▶ TASK DIRECTIONS: Copy each line of the data below with the word "jest".

Recorded data

================================

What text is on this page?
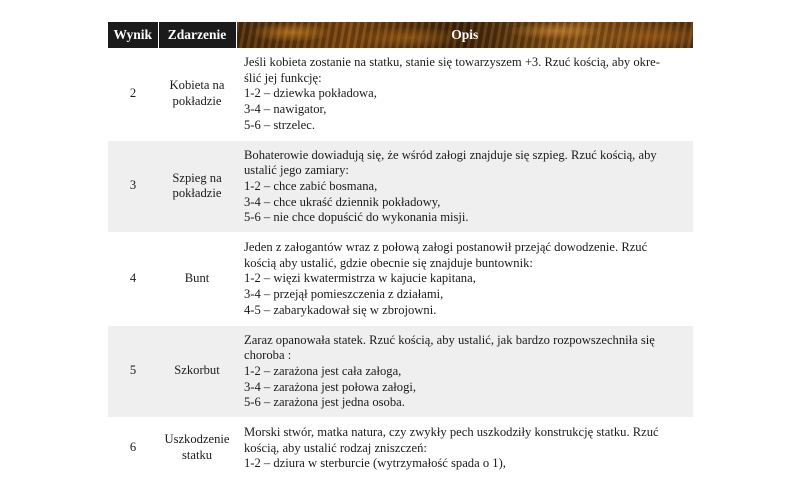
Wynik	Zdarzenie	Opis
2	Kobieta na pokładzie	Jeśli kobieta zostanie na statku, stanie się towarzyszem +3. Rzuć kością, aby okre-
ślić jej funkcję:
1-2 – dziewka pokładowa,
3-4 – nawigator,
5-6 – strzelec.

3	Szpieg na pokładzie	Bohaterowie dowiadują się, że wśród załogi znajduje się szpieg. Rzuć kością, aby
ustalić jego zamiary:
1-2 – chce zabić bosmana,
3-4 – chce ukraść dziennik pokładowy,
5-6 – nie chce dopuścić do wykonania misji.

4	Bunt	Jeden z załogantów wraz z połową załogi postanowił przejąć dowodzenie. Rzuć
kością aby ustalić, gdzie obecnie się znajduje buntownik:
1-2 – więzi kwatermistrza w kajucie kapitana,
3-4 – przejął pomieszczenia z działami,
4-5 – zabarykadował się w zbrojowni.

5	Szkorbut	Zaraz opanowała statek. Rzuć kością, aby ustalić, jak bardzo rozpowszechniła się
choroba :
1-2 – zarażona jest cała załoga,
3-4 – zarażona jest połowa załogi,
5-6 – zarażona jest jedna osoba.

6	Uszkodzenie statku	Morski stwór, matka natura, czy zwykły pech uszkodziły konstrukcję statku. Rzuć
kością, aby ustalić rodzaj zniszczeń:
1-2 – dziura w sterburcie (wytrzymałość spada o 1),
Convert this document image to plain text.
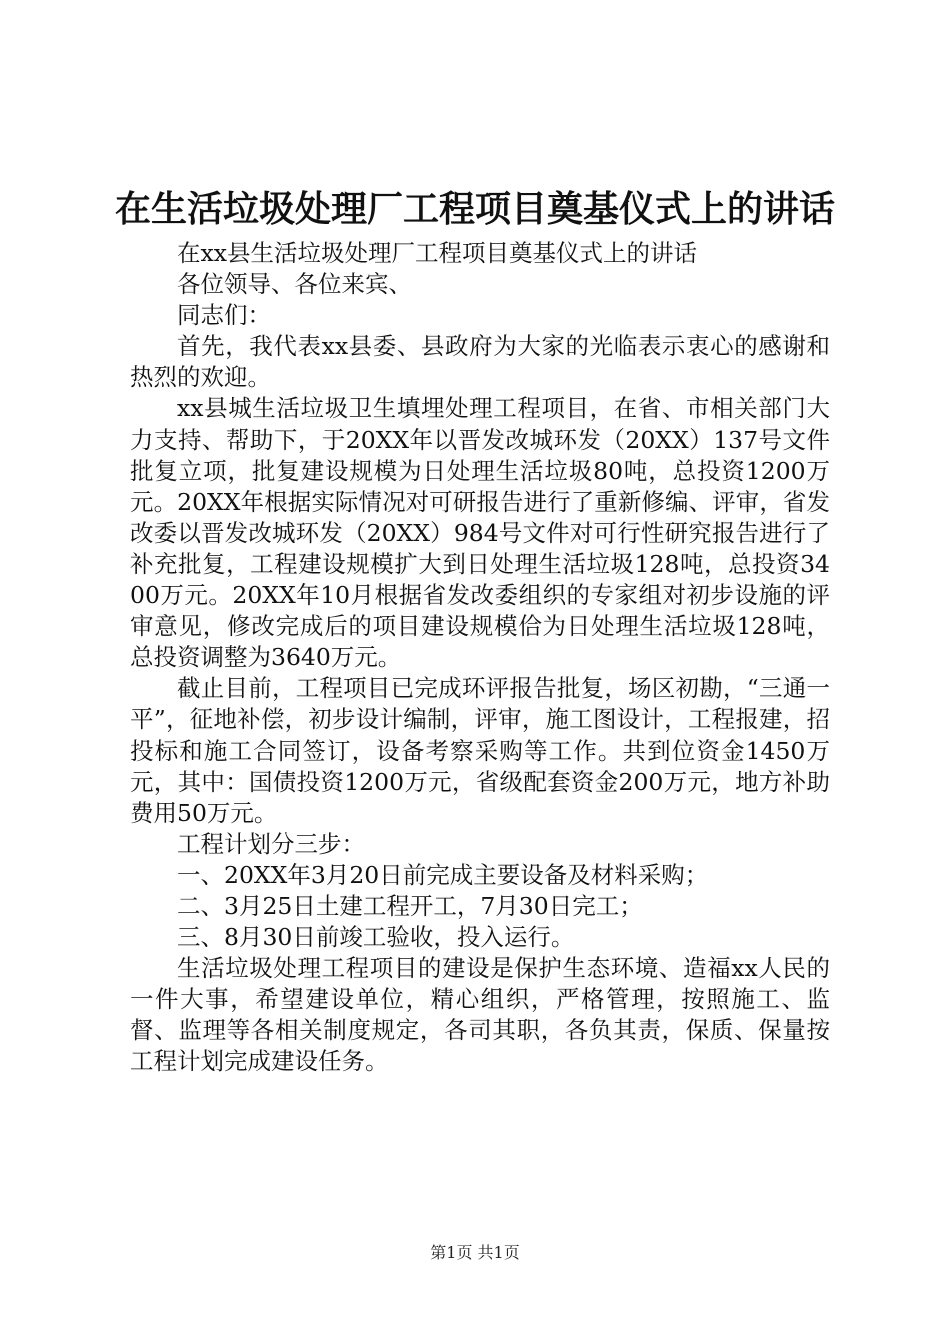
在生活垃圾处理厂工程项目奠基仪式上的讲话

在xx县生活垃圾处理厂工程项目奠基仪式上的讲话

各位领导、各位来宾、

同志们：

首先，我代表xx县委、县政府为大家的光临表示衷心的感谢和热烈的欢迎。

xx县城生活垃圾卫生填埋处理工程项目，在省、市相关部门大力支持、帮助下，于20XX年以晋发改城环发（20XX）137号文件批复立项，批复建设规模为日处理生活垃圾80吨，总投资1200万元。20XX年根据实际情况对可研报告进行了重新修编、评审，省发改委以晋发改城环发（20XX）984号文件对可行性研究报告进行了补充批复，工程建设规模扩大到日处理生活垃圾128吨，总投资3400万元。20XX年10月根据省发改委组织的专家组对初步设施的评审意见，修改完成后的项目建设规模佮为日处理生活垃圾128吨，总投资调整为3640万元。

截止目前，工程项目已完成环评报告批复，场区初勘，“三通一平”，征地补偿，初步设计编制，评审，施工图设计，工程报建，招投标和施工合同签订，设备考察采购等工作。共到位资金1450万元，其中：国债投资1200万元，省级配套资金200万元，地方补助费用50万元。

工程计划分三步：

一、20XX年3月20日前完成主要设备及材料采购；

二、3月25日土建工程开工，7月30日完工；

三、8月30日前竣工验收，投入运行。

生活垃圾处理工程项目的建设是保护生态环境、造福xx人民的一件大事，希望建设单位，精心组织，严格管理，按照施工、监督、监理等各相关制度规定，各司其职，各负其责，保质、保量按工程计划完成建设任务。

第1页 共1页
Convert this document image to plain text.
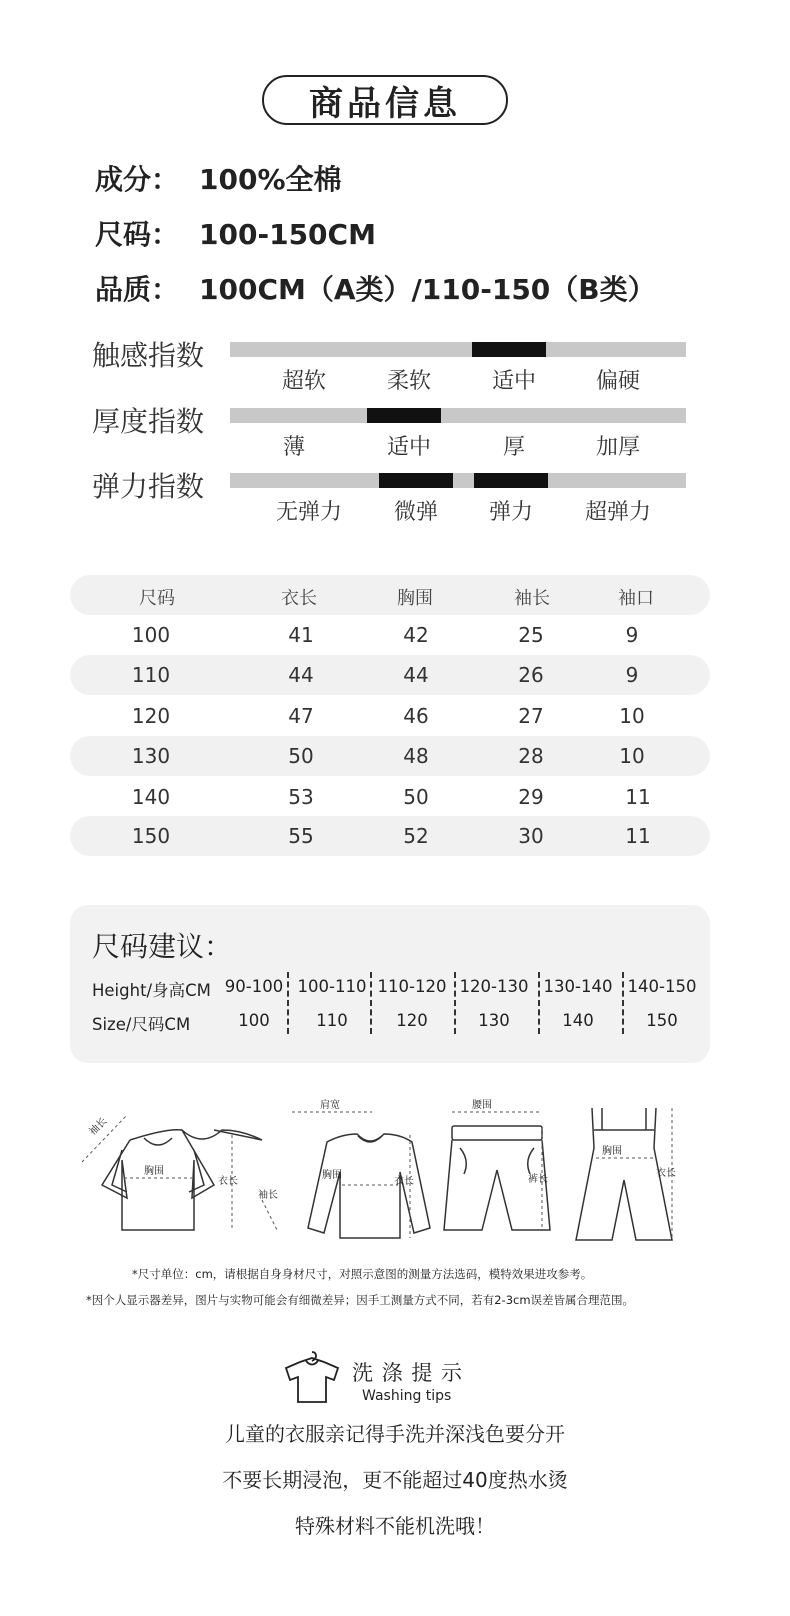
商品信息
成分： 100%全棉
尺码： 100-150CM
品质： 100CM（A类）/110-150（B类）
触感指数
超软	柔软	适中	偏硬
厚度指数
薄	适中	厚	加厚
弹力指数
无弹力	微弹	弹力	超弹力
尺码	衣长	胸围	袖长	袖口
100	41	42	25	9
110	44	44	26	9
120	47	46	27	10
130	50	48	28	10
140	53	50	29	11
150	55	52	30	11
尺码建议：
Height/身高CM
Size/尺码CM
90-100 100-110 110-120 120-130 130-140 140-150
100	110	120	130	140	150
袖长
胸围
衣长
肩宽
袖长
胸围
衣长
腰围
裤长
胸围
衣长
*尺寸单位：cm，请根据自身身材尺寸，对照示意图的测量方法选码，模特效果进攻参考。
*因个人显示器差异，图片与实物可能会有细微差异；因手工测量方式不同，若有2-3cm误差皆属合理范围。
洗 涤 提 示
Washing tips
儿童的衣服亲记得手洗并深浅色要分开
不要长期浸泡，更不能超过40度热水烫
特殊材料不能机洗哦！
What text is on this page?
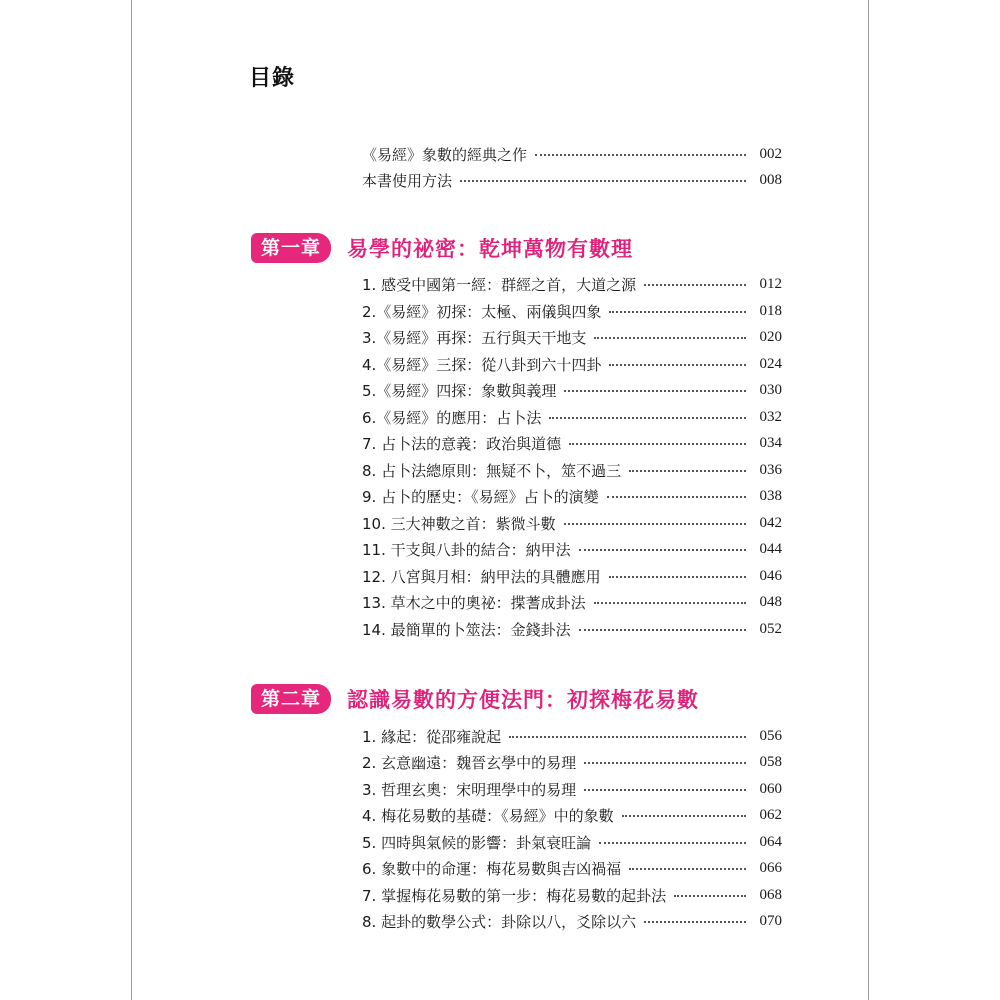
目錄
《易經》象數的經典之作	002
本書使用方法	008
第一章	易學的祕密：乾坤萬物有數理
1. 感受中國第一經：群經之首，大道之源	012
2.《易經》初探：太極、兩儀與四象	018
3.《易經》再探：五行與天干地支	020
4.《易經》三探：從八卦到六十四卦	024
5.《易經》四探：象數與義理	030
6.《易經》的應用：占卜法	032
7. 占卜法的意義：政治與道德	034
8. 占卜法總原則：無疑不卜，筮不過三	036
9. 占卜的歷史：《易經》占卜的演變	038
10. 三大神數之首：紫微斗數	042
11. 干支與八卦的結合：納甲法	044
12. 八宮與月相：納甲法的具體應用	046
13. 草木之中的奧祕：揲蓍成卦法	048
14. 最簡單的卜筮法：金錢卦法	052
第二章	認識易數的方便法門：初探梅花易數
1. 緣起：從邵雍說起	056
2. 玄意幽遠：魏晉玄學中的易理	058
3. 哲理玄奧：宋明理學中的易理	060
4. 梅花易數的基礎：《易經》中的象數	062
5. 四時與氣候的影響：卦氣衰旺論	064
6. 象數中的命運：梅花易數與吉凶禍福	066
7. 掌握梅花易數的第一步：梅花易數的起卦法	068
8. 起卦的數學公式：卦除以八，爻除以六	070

================================

▶ RESULT FOR THIS TASK:
1-2 – zarażona jest cała załoga,
3-4 – zarażona jest połowa załogi,
5-6 – zarażona jest jedna osoba.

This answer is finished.